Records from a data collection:
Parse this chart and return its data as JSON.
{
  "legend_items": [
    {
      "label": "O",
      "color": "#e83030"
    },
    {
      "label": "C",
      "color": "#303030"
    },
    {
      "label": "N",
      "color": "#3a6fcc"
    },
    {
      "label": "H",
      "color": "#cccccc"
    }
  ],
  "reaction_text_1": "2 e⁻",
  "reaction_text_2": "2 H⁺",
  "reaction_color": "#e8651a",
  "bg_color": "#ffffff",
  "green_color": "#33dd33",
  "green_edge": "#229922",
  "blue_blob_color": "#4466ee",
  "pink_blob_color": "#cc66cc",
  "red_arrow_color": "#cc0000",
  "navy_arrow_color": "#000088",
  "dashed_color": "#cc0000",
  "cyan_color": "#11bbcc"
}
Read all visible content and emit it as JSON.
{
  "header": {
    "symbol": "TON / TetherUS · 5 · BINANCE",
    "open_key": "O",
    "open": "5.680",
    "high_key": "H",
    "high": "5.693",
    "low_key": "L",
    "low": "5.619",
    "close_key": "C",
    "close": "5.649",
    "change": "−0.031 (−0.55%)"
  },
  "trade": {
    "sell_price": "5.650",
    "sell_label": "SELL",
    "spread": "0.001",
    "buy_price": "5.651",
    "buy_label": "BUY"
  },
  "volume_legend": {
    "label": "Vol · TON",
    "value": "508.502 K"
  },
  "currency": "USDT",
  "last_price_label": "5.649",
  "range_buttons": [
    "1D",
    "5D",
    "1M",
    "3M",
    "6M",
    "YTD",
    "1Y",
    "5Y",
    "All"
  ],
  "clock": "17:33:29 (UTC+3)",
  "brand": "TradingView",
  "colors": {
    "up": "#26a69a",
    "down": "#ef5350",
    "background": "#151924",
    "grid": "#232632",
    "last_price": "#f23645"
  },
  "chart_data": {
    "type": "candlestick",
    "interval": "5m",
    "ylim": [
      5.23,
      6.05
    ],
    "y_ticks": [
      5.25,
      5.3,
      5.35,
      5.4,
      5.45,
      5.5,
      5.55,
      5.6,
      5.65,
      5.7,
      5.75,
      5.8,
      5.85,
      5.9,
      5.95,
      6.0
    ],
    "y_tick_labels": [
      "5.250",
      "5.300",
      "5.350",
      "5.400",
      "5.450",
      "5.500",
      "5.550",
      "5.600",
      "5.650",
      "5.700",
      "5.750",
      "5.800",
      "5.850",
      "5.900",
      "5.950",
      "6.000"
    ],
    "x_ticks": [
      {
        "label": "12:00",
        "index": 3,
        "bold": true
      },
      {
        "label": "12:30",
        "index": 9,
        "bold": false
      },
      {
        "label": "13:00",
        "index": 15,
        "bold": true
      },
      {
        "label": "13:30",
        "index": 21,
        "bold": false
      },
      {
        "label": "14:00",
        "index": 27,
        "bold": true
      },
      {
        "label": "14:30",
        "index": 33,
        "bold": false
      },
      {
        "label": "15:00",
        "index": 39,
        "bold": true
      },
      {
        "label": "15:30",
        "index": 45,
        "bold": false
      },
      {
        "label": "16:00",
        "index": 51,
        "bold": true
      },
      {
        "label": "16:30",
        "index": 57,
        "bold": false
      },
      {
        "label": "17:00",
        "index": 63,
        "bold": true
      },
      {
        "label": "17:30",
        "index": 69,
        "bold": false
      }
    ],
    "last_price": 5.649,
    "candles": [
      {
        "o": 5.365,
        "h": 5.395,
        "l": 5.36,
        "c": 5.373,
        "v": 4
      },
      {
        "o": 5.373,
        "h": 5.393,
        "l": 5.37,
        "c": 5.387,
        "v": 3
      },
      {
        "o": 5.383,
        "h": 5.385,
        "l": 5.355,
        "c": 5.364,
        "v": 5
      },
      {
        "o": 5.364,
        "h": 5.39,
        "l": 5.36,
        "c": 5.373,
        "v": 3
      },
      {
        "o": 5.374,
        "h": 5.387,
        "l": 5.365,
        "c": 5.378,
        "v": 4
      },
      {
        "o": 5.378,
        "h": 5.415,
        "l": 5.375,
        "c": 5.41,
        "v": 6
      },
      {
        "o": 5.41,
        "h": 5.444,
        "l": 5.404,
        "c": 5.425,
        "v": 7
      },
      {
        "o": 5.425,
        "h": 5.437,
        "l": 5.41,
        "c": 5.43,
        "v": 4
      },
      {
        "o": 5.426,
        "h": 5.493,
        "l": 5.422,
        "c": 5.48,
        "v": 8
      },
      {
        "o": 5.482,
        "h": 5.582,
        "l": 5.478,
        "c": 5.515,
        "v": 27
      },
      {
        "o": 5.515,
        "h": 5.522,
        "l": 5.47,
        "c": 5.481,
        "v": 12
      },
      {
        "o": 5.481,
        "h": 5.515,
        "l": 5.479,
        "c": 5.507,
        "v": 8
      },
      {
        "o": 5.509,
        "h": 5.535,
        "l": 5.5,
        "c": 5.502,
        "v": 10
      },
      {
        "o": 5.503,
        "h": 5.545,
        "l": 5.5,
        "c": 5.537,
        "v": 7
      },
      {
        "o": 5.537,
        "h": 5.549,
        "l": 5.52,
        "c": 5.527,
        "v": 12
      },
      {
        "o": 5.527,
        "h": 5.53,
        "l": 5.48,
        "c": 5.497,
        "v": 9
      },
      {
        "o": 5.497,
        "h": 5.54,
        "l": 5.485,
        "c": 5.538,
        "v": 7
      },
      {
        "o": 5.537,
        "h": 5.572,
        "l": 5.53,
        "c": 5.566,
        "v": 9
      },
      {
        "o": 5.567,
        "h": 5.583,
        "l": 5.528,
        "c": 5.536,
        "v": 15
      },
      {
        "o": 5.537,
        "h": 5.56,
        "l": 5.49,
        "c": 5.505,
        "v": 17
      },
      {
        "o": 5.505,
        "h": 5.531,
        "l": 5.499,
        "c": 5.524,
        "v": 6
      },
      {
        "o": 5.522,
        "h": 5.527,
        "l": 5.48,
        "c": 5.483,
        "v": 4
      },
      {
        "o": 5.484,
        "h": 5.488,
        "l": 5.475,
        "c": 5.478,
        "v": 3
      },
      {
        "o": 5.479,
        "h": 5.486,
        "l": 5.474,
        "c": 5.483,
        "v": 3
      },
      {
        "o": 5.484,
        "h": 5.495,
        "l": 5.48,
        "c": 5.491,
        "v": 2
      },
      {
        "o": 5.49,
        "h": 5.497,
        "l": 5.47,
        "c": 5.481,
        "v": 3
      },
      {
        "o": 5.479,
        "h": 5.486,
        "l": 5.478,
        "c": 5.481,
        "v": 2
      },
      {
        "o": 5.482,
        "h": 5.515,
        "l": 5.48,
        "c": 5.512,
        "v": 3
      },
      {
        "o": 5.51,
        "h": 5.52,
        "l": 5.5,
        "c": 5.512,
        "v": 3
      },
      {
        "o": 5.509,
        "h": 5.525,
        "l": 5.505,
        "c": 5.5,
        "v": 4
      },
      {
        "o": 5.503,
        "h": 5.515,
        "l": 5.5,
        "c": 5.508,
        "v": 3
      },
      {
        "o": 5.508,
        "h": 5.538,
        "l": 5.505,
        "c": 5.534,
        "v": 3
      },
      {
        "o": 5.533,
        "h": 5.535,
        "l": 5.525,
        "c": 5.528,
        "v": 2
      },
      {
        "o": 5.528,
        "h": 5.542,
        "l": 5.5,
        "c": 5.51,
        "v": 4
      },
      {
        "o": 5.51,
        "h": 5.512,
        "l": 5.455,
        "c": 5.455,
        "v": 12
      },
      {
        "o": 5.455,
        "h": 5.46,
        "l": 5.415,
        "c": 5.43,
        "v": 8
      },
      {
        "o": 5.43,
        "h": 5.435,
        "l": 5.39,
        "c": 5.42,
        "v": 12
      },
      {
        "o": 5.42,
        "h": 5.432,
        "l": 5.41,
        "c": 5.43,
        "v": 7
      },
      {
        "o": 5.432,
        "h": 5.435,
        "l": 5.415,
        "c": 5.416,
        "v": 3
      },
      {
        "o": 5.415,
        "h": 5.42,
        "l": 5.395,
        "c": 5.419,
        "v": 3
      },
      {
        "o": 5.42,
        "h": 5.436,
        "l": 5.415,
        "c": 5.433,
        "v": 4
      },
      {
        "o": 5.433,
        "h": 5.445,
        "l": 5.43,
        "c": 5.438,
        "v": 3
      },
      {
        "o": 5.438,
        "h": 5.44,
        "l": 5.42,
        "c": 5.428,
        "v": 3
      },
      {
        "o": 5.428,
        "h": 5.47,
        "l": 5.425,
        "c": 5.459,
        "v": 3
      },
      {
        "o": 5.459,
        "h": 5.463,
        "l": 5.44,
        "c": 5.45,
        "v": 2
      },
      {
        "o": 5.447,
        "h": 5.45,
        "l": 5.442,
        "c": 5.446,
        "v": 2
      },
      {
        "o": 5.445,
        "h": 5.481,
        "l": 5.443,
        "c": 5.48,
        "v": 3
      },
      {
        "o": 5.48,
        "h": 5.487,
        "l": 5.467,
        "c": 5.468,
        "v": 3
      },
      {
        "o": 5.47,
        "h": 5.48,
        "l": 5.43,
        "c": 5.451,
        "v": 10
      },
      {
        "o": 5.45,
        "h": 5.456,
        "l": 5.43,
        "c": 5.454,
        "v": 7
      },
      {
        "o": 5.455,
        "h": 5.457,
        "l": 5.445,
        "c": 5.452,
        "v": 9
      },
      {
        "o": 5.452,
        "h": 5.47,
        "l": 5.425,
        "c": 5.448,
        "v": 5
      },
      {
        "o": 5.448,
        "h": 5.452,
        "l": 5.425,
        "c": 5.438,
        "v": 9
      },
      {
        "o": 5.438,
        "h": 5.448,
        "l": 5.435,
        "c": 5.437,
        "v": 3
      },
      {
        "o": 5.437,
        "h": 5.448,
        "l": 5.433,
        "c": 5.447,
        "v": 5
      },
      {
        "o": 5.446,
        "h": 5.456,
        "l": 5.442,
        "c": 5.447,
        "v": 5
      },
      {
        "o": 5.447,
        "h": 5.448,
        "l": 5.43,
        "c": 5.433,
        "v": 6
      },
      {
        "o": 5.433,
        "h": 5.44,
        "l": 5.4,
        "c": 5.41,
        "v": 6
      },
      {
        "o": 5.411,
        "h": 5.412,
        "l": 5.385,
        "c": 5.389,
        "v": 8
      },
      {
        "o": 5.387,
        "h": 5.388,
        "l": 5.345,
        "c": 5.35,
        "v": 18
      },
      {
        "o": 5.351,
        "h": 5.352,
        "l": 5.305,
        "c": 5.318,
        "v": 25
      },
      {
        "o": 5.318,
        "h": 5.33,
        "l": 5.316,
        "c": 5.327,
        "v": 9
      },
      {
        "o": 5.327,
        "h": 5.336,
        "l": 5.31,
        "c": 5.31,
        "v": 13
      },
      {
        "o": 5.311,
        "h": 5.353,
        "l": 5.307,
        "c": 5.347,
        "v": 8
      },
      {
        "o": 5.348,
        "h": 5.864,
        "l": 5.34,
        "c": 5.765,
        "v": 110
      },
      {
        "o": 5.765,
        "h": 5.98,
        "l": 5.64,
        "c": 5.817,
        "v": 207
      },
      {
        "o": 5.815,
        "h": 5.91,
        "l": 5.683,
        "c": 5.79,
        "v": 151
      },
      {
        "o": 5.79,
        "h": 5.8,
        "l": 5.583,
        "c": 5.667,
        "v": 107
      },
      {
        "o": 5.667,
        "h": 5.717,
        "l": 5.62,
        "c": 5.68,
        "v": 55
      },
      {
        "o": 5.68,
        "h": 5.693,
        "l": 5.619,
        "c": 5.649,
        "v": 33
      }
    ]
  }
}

◆ **Required work**: Find and copy each line above that includes the string "JSON".

◆ **Task response**:
Parse this chart and return its data as JSON.
Read all visible content and emit it as JSON.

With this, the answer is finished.